# Chart and figure data
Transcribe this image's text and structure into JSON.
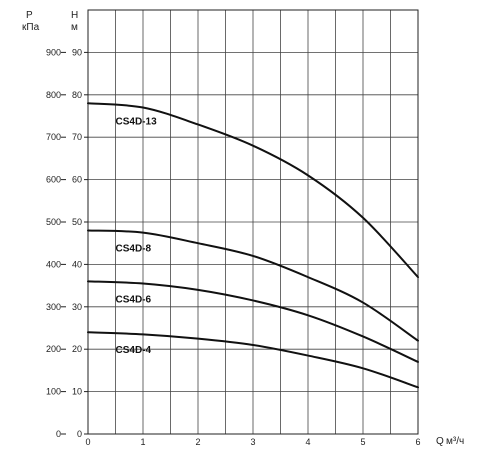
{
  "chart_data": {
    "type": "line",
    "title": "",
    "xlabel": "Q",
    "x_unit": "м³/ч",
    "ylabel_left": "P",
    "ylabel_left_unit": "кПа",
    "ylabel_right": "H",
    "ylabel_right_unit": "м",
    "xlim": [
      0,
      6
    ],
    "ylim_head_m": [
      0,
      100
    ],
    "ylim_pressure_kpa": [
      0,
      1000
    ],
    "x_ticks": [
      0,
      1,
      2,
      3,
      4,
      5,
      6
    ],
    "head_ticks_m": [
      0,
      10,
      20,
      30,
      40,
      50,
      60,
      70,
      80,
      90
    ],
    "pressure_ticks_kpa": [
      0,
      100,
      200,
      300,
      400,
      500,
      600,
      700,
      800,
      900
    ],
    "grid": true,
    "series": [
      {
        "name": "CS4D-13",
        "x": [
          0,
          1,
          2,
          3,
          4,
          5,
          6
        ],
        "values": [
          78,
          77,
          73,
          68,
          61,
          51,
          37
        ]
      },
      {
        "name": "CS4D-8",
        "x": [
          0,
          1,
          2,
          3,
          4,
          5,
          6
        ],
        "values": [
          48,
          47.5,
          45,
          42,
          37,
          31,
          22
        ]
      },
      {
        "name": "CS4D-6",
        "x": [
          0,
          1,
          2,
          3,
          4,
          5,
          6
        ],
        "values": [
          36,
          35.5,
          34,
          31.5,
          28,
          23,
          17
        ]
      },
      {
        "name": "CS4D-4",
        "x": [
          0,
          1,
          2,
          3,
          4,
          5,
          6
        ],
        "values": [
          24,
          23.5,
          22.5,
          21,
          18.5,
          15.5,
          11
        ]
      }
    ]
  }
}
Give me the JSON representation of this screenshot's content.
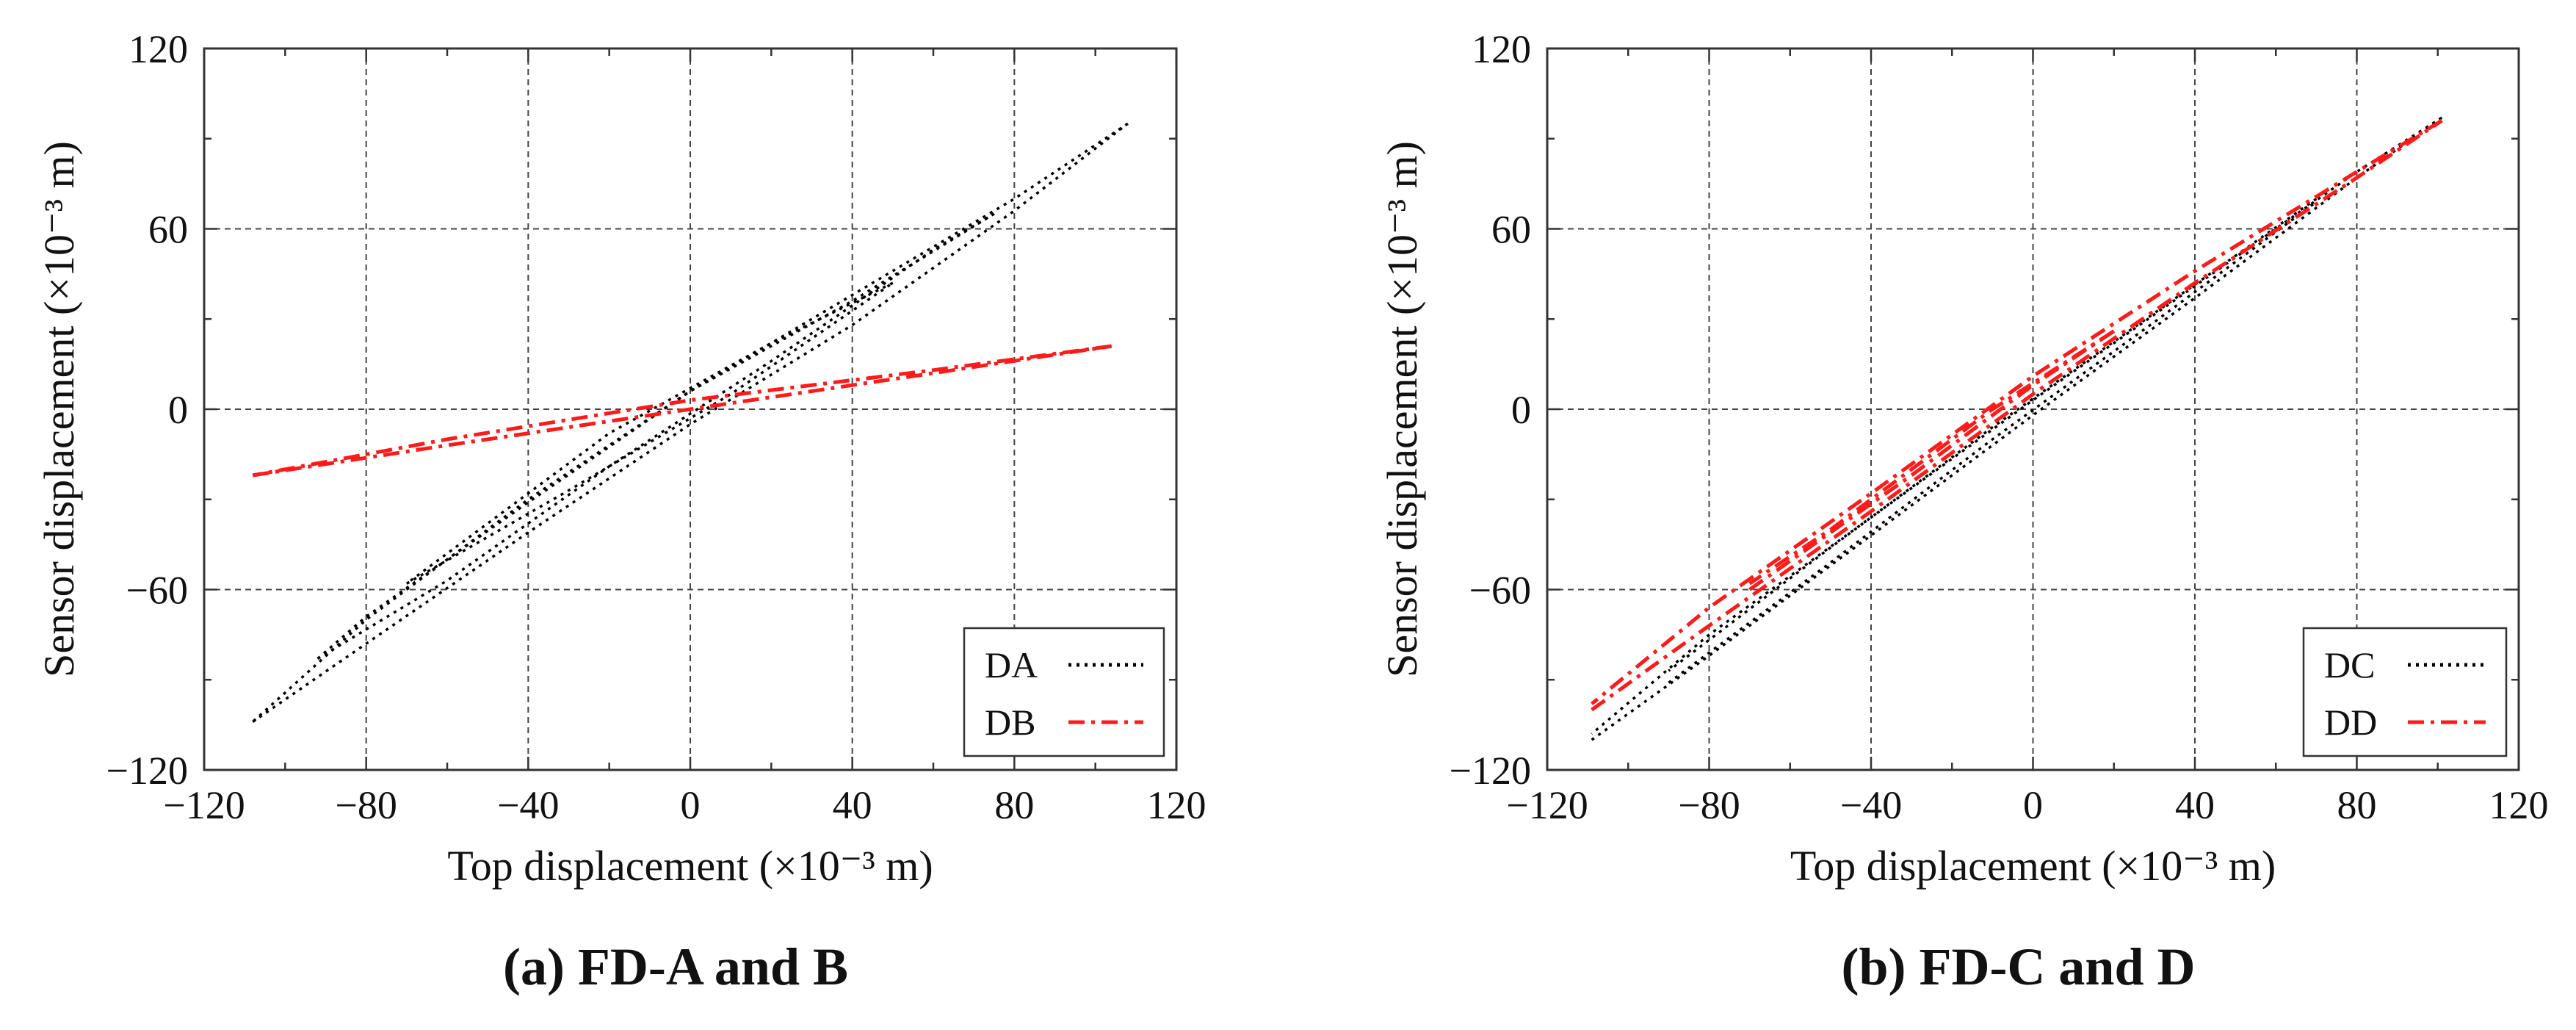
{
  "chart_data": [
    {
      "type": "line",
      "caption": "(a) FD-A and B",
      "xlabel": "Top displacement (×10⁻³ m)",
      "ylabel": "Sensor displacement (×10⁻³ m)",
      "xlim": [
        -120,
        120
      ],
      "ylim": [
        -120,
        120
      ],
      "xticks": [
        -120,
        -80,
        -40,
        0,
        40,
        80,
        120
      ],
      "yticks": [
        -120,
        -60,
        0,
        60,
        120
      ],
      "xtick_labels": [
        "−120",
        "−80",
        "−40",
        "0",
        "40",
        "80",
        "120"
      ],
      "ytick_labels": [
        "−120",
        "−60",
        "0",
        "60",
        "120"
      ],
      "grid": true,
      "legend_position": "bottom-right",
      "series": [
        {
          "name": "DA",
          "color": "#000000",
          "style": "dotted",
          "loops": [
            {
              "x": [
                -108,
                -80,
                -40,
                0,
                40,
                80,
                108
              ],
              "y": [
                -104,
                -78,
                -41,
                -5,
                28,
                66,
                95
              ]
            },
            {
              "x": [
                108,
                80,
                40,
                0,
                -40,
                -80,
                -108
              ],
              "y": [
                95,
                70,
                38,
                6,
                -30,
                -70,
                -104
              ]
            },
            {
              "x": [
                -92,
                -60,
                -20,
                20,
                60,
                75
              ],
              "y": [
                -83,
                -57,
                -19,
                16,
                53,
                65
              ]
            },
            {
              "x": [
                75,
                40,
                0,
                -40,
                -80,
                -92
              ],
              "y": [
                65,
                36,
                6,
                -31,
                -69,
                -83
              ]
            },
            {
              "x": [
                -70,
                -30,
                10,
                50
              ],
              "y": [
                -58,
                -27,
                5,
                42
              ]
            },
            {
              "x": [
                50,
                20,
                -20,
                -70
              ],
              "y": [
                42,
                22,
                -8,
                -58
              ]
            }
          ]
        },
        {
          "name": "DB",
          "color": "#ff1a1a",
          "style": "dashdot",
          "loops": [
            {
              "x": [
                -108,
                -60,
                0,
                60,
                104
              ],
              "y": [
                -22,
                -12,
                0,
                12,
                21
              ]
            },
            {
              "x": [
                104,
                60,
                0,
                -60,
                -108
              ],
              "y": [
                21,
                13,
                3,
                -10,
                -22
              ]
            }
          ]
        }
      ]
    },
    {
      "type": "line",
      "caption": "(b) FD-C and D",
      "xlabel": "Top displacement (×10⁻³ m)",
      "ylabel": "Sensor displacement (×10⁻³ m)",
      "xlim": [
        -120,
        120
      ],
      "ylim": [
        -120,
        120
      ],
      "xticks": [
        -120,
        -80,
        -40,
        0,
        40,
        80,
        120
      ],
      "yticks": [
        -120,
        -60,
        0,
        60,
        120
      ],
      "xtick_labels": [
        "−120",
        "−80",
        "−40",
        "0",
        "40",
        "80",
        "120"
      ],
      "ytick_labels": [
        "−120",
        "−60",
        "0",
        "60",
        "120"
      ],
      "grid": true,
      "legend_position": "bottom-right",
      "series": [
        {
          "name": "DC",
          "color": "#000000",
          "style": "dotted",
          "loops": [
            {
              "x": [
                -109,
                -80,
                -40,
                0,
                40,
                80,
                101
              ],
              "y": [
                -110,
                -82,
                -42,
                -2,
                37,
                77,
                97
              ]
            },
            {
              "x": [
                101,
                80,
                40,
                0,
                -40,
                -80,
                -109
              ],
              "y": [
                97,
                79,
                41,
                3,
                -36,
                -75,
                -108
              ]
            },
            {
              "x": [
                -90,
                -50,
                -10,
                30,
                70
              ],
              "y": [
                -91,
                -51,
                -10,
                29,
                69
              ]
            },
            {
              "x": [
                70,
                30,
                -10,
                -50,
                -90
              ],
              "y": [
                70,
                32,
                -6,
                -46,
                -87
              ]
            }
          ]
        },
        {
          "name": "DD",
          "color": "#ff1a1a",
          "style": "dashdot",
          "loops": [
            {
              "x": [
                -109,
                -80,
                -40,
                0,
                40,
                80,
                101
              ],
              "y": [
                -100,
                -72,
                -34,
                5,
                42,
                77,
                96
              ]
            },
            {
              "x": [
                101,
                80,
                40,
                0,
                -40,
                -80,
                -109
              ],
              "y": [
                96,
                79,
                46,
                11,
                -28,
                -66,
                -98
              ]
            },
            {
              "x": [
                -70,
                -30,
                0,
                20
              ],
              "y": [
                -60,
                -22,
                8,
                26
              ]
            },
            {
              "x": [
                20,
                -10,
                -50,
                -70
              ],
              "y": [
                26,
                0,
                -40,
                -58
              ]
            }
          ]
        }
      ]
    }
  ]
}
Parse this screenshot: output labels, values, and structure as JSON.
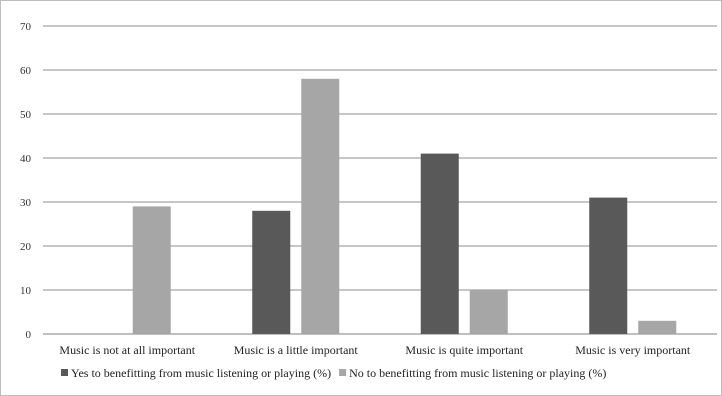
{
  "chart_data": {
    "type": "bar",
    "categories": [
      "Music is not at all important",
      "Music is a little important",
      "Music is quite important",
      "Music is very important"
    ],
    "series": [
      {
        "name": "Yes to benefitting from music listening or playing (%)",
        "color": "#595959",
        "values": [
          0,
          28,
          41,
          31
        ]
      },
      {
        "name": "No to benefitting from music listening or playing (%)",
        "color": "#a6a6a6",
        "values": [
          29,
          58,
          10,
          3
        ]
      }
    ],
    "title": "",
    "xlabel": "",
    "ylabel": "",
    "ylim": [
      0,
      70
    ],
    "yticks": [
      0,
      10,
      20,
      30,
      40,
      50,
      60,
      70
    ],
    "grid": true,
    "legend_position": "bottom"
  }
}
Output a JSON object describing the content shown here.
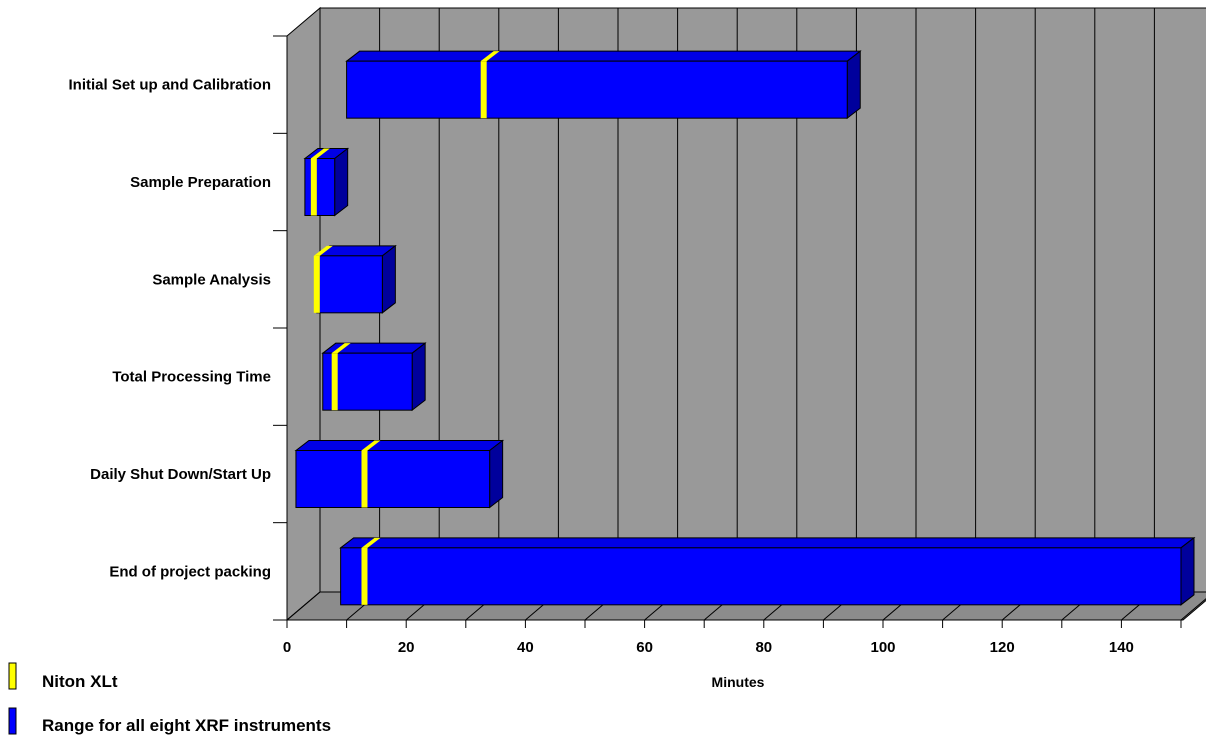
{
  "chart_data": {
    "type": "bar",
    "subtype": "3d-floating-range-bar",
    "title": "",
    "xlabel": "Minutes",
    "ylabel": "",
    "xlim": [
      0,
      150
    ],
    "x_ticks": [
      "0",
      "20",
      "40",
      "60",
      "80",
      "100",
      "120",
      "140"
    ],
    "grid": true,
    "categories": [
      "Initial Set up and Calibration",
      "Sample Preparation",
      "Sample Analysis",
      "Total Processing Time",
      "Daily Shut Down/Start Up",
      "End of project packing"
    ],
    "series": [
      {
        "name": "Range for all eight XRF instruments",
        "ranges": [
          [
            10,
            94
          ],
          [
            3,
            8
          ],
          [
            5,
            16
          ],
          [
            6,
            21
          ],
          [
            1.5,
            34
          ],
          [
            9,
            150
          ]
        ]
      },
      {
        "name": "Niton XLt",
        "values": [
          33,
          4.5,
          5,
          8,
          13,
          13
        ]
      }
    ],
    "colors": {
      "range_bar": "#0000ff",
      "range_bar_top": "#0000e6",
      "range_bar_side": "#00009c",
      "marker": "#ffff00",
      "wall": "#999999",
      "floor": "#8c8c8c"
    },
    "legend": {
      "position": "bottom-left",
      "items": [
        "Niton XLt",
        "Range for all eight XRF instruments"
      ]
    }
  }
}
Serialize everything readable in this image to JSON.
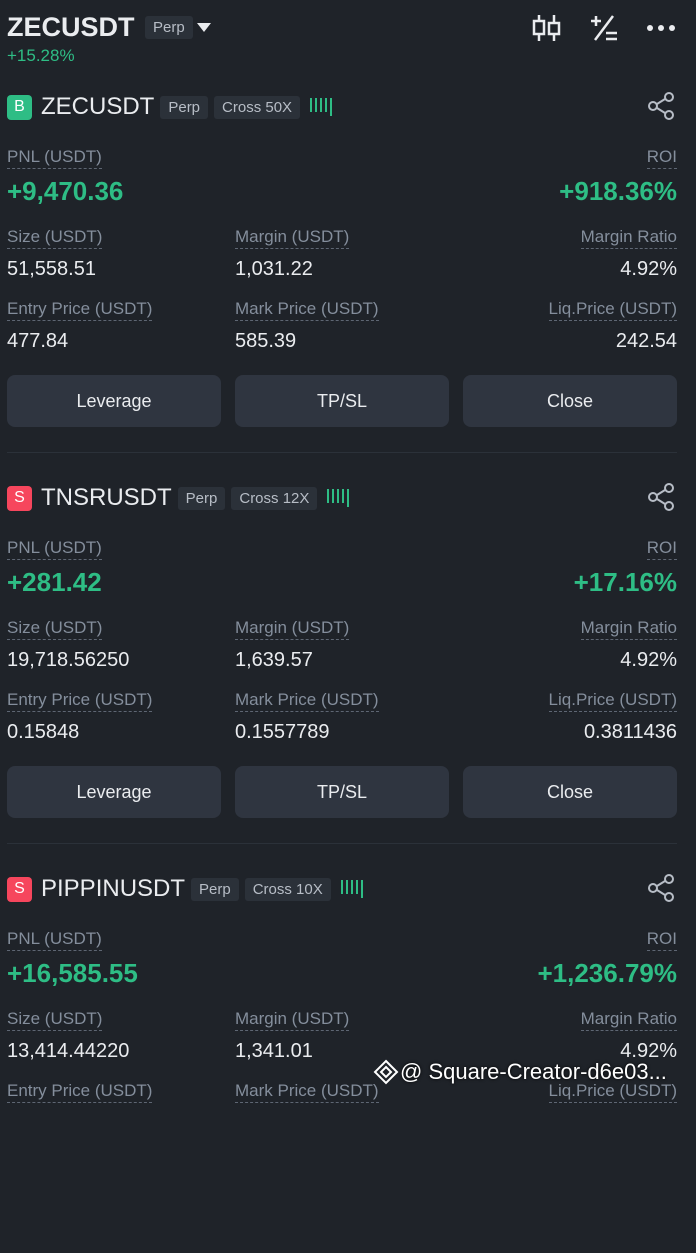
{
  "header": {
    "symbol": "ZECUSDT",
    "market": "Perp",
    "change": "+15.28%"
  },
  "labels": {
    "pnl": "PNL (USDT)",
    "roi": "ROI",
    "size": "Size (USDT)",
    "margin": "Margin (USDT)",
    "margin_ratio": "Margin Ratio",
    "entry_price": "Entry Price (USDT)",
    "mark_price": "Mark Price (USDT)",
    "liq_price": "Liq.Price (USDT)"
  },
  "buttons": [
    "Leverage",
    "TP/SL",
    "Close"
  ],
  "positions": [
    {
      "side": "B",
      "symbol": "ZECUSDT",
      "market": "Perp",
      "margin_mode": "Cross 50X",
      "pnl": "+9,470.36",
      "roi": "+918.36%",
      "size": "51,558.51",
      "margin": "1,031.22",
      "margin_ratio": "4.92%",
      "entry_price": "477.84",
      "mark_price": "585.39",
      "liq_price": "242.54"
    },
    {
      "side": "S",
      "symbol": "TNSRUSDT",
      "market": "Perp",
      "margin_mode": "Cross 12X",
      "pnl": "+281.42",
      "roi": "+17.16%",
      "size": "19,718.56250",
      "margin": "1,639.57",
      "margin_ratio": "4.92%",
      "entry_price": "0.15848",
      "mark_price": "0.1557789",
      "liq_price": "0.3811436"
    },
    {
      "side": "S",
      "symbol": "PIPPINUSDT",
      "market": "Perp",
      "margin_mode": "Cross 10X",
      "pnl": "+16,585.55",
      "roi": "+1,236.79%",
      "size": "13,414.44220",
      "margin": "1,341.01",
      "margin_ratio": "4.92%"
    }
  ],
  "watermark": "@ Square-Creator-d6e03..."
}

# Exercise brief
Every line from the one containing "Serialize everything readable" through the last line of the data is to be retyped exactly, with nothing added and no pictures included.

# Complete answer
Serialize everything readable in this image to JSON.
{
  "header": {
    "symbol": "ZECUSDT",
    "market": "Perp",
    "change": "+15.28%"
  },
  "labels": {
    "pnl": "PNL (USDT)",
    "roi": "ROI",
    "size": "Size (USDT)",
    "margin": "Margin (USDT)",
    "margin_ratio": "Margin Ratio",
    "entry_price": "Entry Price (USDT)",
    "mark_price": "Mark Price (USDT)",
    "liq_price": "Liq.Price (USDT)"
  },
  "buttons": [
    "Leverage",
    "TP/SL",
    "Close"
  ],
  "positions": [
    {
      "side": "B",
      "symbol": "ZECUSDT",
      "market": "Perp",
      "margin_mode": "Cross 50X",
      "pnl": "+9,470.36",
      "roi": "+918.36%",
      "size": "51,558.51",
      "margin": "1,031.22",
      "margin_ratio": "4.92%",
      "entry_price": "477.84",
      "mark_price": "585.39",
      "liq_price": "242.54"
    },
    {
      "side": "S",
      "symbol": "TNSRUSDT",
      "market": "Perp",
      "margin_mode": "Cross 12X",
      "pnl": "+281.42",
      "roi": "+17.16%",
      "size": "19,718.56250",
      "margin": "1,639.57",
      "margin_ratio": "4.92%",
      "entry_price": "0.15848",
      "mark_price": "0.1557789",
      "liq_price": "0.3811436"
    },
    {
      "side": "S",
      "symbol": "PIPPINUSDT",
      "market": "Perp",
      "margin_mode": "Cross 10X",
      "pnl": "+16,585.55",
      "roi": "+1,236.79%",
      "size": "13,414.44220",
      "margin": "1,341.01",
      "margin_ratio": "4.92%"
    }
  ],
  "watermark": "@ Square-Creator-d6e03..."
}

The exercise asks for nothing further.